**Challenge**
Duplicate every line of the material below, changing nothing.
BEGIN Data for this task
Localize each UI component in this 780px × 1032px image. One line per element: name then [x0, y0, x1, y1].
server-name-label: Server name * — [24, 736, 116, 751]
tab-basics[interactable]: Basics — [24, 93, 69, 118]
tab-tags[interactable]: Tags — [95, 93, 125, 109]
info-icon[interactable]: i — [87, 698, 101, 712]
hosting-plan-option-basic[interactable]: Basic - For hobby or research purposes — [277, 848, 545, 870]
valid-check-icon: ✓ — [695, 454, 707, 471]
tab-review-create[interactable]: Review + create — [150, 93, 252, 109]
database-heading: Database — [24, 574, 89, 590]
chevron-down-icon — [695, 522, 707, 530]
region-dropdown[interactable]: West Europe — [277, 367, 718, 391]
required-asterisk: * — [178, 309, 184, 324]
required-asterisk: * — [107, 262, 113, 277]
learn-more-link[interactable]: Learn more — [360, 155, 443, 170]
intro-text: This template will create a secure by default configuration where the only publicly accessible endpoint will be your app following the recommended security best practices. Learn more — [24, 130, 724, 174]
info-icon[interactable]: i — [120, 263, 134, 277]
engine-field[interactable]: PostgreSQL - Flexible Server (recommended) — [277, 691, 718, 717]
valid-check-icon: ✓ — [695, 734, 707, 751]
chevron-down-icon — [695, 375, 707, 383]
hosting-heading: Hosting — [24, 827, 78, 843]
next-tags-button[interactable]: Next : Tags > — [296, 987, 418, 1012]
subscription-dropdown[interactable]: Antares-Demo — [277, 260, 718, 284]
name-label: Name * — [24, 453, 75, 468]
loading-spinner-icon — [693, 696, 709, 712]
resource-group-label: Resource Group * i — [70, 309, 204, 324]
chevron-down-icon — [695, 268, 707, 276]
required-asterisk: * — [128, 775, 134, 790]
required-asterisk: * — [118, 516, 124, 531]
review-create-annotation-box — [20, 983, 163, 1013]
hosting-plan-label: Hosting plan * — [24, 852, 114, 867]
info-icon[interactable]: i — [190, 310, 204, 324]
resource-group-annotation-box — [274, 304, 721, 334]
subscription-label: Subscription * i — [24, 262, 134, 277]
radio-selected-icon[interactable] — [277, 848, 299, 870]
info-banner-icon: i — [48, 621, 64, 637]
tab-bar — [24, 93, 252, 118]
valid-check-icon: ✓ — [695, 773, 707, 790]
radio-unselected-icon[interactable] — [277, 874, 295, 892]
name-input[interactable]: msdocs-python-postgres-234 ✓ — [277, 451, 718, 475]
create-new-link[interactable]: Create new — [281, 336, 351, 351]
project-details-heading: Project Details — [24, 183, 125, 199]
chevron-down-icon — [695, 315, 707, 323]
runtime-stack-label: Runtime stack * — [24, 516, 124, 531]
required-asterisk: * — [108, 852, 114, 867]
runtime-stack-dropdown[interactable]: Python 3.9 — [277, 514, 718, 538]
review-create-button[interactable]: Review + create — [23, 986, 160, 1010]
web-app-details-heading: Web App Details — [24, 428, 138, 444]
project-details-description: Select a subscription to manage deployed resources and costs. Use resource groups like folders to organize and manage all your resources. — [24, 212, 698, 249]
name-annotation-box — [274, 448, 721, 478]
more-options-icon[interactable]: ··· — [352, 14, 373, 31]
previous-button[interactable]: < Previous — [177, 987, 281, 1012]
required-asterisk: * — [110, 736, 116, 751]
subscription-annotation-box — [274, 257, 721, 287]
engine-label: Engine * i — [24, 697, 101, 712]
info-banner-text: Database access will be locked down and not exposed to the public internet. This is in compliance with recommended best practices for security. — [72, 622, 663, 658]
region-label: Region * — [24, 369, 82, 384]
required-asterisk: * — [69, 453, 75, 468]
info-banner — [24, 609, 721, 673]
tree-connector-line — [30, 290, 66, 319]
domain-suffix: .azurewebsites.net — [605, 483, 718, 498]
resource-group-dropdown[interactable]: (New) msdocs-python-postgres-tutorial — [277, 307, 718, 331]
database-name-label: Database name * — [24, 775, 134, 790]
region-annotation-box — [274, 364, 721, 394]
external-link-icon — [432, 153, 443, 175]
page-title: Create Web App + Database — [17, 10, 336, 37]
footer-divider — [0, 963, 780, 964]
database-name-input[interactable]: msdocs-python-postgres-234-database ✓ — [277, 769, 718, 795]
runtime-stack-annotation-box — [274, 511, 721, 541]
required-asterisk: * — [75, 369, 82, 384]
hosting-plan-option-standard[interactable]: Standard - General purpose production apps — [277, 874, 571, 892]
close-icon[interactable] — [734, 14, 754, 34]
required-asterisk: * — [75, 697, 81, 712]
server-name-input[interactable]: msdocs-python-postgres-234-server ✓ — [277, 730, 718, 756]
END Data for this task
**Completed exercise**
Localize each UI component in this 780px × 1032px image. One line per element: name then [x0, y0, x1, y1].
server-name-label: Server name * — [24, 736, 116, 751]
tab-basics[interactable]: Basics — [24, 93, 69, 118]
tab-tags[interactable]: Tags — [95, 93, 125, 109]
info-icon[interactable]: i — [87, 698, 101, 712]
hosting-plan-option-basic[interactable]: Basic - For hobby or research purposes — [277, 848, 545, 870]
valid-check-icon: ✓ — [695, 454, 707, 471]
tab-review-create[interactable]: Review + create — [150, 93, 252, 109]
database-heading: Database — [24, 574, 89, 590]
chevron-down-icon — [695, 522, 707, 530]
region-dropdown[interactable]: West Europe — [277, 367, 718, 391]
required-asterisk: * — [178, 309, 184, 324]
required-asterisk: * — [107, 262, 113, 277]
learn-more-link[interactable]: Learn more — [360, 155, 443, 170]
intro-text: This template will create a secure by default configuration where the only publicly accessible endpoint will be your app following the recommended security best practices. Learn more — [24, 130, 724, 174]
info-icon[interactable]: i — [120, 263, 134, 277]
engine-field[interactable]: PostgreSQL - Flexible Server (recommended) — [277, 691, 718, 717]
valid-check-icon: ✓ — [695, 734, 707, 751]
chevron-down-icon — [695, 375, 707, 383]
hosting-heading: Hosting — [24, 827, 78, 843]
next-tags-button[interactable]: Next : Tags > — [296, 987, 418, 1012]
subscription-dropdown[interactable]: Antares-Demo — [277, 260, 718, 284]
name-label: Name * — [24, 453, 75, 468]
loading-spinner-icon — [693, 696, 709, 712]
resource-group-label: Resource Group * i — [70, 309, 204, 324]
chevron-down-icon — [695, 268, 707, 276]
required-asterisk: * — [128, 775, 134, 790]
required-asterisk: * — [118, 516, 124, 531]
review-create-annotation-box — [20, 983, 163, 1013]
hosting-plan-label: Hosting plan * — [24, 852, 114, 867]
info-icon[interactable]: i — [190, 310, 204, 324]
resource-group-annotation-box — [274, 304, 721, 334]
subscription-label: Subscription * i — [24, 262, 134, 277]
radio-selected-icon[interactable] — [277, 848, 299, 870]
info-banner-icon: i — [48, 621, 64, 637]
tab-bar — [24, 93, 252, 118]
valid-check-icon: ✓ — [695, 773, 707, 790]
radio-unselected-icon[interactable] — [277, 874, 295, 892]
name-input[interactable]: msdocs-python-postgres-234 ✓ — [277, 451, 718, 475]
create-new-link[interactable]: Create new — [281, 336, 351, 351]
project-details-heading: Project Details — [24, 183, 125, 199]
chevron-down-icon — [695, 315, 707, 323]
runtime-stack-label: Runtime stack * — [24, 516, 124, 531]
required-asterisk: * — [108, 852, 114, 867]
runtime-stack-dropdown[interactable]: Python 3.9 — [277, 514, 718, 538]
review-create-button[interactable]: Review + create — [23, 986, 160, 1010]
web-app-details-heading: Web App Details — [24, 428, 138, 444]
project-details-description: Select a subscription to manage deployed resources and costs. Use resource groups like folders to organize and manage all your resources. — [24, 212, 698, 249]
name-annotation-box — [274, 448, 721, 478]
more-options-icon[interactable]: ··· — [352, 14, 373, 31]
previous-button[interactable]: < Previous — [177, 987, 281, 1012]
required-asterisk: * — [110, 736, 116, 751]
subscription-annotation-box — [274, 257, 721, 287]
engine-label: Engine * i — [24, 697, 101, 712]
info-banner-text: Database access will be locked down and not exposed to the public internet. This is in compliance with recommended best practices for security. — [72, 622, 663, 658]
region-label: Region * — [24, 369, 82, 384]
required-asterisk: * — [69, 453, 75, 468]
info-banner — [24, 609, 721, 673]
tree-connector-line — [30, 290, 66, 319]
domain-suffix: .azurewebsites.net — [605, 483, 718, 498]
resource-group-dropdown[interactable]: (New) msdocs-python-postgres-tutorial — [277, 307, 718, 331]
database-name-label: Database name * — [24, 775, 134, 790]
region-annotation-box — [274, 364, 721, 394]
external-link-icon — [432, 153, 443, 175]
page-title: Create Web App + Database — [17, 10, 336, 37]
footer-divider — [0, 963, 780, 964]
database-name-input[interactable]: msdocs-python-postgres-234-database ✓ — [277, 769, 718, 795]
runtime-stack-annotation-box — [274, 511, 721, 541]
required-asterisk: * — [75, 369, 82, 384]
hosting-plan-option-standard[interactable]: Standard - General purpose production apps — [277, 874, 571, 892]
close-icon[interactable] — [734, 14, 754, 34]
required-asterisk: * — [75, 697, 81, 712]
server-name-input[interactable]: msdocs-python-postgres-234-server ✓ — [277, 730, 718, 756]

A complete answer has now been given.